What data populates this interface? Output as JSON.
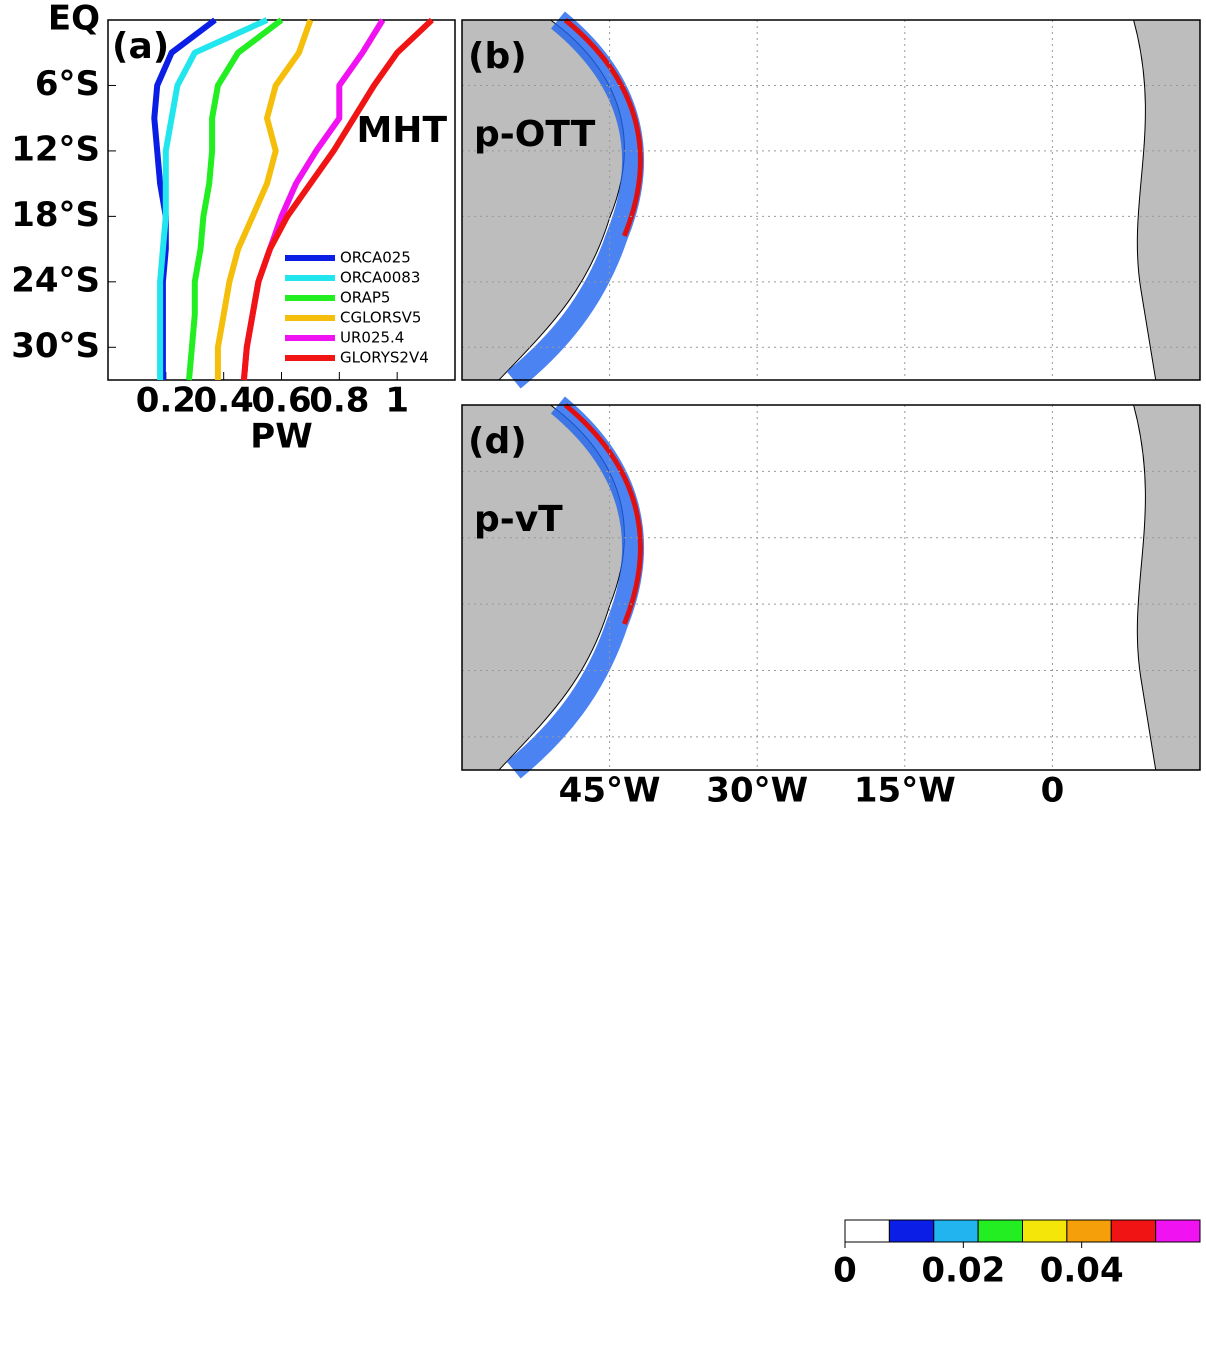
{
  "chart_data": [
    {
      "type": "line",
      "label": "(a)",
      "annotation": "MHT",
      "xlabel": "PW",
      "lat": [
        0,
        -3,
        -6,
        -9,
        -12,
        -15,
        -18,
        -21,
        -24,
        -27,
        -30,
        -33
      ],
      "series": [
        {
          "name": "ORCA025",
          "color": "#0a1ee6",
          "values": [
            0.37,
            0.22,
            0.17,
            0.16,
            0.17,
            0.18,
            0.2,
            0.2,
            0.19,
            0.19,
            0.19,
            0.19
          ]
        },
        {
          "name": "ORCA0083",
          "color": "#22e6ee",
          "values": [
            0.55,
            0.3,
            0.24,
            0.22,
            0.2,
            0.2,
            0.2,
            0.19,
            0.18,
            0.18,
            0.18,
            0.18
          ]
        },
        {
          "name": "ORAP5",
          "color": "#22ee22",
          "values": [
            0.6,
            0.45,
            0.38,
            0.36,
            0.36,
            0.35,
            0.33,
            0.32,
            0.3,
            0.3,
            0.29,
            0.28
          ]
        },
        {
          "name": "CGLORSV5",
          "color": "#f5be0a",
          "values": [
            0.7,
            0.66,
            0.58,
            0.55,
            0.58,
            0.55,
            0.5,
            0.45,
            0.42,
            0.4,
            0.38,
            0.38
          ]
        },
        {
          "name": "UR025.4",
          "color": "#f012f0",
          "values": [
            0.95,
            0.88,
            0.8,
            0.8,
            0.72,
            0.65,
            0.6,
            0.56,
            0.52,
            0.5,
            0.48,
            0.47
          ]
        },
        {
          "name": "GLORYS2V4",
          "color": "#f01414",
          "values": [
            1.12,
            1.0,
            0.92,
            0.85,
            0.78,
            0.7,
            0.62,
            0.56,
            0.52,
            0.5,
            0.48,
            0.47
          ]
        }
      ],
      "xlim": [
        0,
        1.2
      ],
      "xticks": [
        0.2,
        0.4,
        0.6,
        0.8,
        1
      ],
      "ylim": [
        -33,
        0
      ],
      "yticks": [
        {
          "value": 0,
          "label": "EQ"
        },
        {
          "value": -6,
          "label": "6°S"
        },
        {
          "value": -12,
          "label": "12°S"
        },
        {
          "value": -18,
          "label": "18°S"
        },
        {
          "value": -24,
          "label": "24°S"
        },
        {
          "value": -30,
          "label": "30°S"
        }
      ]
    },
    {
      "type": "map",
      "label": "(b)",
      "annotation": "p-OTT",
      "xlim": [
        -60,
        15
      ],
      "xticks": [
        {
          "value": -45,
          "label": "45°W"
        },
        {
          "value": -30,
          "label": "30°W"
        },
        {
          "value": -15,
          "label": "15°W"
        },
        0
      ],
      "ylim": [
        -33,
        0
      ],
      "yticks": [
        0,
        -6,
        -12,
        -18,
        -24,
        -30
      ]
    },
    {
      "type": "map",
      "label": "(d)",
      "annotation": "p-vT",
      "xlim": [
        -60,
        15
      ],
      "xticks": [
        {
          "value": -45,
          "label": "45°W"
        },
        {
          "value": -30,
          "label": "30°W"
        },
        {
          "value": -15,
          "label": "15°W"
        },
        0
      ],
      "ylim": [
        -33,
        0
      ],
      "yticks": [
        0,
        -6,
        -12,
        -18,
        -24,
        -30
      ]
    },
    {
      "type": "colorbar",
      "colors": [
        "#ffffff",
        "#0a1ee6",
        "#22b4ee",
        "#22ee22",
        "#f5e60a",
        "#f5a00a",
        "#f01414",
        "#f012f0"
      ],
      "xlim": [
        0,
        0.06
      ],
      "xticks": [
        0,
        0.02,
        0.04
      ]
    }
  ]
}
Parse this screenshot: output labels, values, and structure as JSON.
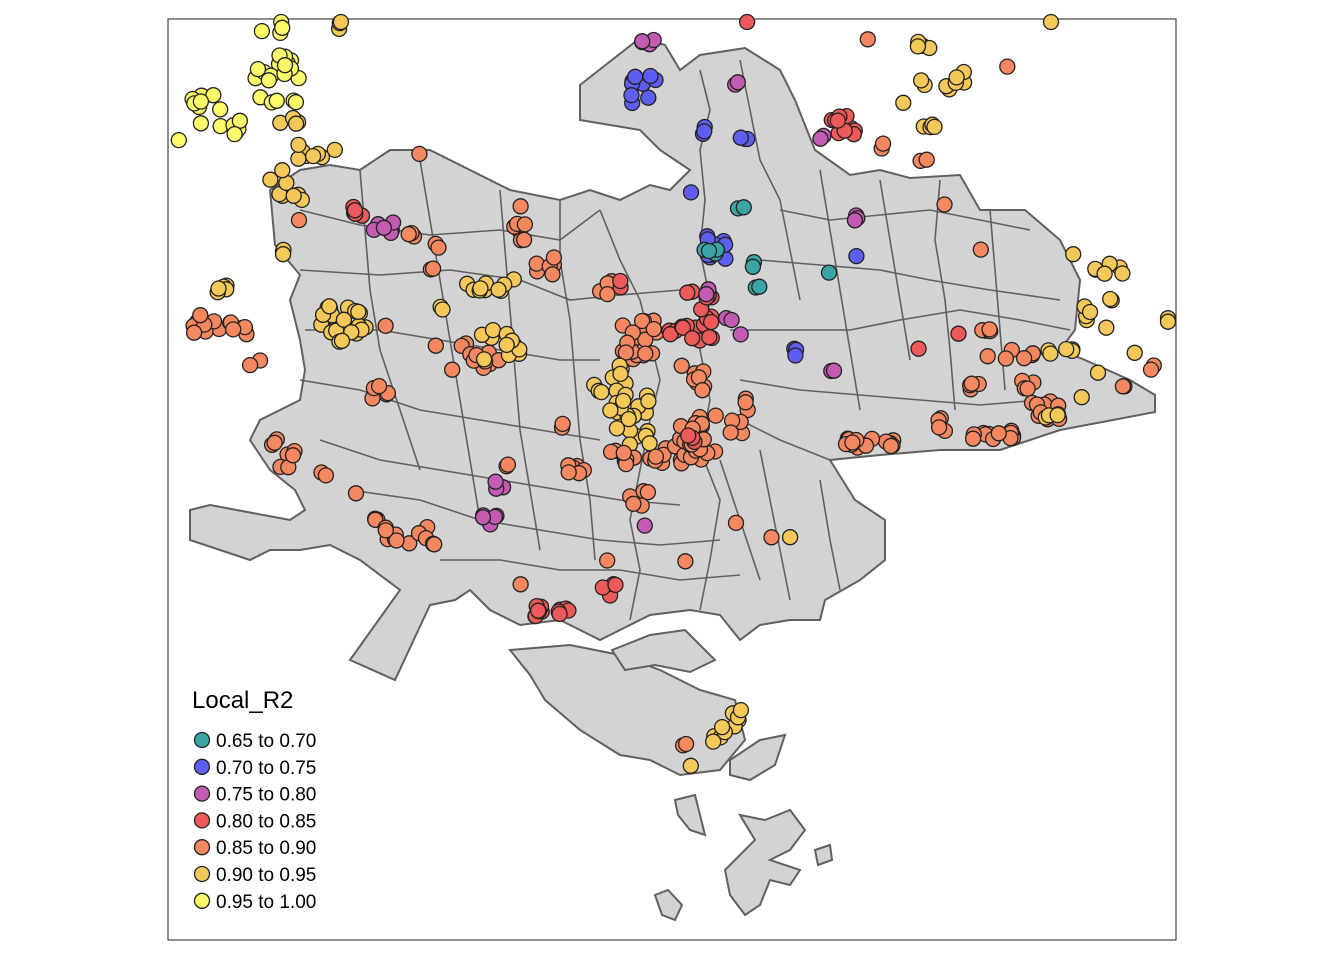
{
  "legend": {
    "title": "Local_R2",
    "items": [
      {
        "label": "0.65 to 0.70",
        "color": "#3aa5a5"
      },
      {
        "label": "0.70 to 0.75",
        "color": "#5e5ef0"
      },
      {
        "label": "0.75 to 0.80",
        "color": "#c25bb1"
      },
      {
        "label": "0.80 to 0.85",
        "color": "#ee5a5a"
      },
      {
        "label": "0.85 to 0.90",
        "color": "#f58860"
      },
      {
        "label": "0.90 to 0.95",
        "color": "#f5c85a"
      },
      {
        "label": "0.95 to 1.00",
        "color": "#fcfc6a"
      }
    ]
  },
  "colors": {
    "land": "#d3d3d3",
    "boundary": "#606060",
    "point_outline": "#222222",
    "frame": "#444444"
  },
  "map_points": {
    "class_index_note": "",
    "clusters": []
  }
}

◆ ◆ ◆ ◆ ◆

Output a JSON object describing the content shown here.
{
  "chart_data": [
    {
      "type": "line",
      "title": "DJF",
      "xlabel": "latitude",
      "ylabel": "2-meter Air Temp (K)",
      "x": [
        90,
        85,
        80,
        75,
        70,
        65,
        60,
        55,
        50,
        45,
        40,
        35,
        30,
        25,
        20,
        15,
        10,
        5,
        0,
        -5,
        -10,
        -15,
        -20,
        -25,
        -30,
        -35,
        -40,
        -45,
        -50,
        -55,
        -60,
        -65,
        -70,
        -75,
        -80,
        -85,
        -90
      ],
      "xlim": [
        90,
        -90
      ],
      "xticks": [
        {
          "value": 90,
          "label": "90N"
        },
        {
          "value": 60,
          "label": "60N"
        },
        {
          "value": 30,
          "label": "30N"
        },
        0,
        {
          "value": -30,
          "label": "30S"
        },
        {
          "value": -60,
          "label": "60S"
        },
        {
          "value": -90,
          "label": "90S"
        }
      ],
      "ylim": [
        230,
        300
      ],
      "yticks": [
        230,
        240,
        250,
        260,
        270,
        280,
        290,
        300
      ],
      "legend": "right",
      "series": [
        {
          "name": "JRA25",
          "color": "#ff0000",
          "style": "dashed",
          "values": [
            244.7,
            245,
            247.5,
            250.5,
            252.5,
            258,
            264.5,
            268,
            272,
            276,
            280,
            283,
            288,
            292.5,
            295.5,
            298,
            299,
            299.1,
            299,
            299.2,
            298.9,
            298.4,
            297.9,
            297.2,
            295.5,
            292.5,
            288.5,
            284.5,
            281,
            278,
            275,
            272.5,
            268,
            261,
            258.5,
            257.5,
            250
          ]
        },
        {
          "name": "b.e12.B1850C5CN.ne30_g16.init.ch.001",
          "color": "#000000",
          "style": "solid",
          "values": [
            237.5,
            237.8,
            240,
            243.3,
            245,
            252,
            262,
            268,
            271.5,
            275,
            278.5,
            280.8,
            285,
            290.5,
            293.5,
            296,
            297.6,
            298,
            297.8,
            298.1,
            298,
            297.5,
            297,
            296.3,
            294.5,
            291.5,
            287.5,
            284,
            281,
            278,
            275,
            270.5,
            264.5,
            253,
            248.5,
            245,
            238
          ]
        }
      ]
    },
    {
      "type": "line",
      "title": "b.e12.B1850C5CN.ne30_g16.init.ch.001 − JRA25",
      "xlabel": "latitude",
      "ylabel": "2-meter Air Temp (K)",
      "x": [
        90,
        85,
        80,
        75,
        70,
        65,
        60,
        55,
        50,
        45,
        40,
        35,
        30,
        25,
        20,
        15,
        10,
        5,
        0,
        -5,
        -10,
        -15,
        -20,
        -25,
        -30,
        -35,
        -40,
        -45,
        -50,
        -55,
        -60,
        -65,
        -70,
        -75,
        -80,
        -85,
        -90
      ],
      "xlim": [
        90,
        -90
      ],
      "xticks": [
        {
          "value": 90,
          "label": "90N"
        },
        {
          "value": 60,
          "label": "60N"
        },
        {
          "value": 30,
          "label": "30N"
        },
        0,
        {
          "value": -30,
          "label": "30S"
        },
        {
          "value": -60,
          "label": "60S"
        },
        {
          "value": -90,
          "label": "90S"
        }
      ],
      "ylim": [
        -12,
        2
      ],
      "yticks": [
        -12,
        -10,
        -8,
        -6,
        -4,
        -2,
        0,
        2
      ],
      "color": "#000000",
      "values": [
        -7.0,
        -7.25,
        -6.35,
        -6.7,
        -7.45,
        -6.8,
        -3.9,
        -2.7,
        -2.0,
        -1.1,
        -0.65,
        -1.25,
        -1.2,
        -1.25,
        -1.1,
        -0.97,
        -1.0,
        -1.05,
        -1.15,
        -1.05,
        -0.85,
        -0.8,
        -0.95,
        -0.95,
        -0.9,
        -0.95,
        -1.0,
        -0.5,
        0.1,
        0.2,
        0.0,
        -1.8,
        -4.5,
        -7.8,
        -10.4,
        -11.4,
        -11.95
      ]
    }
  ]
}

◆ ◆ ◆ ◆ ◆

_What you need to do_.
Pick out each line in the material containing "annotation".

_Complete output_.
      "annotation": "MHT",
      "annotation": "p-OTT",
      "annotation": "p-vT",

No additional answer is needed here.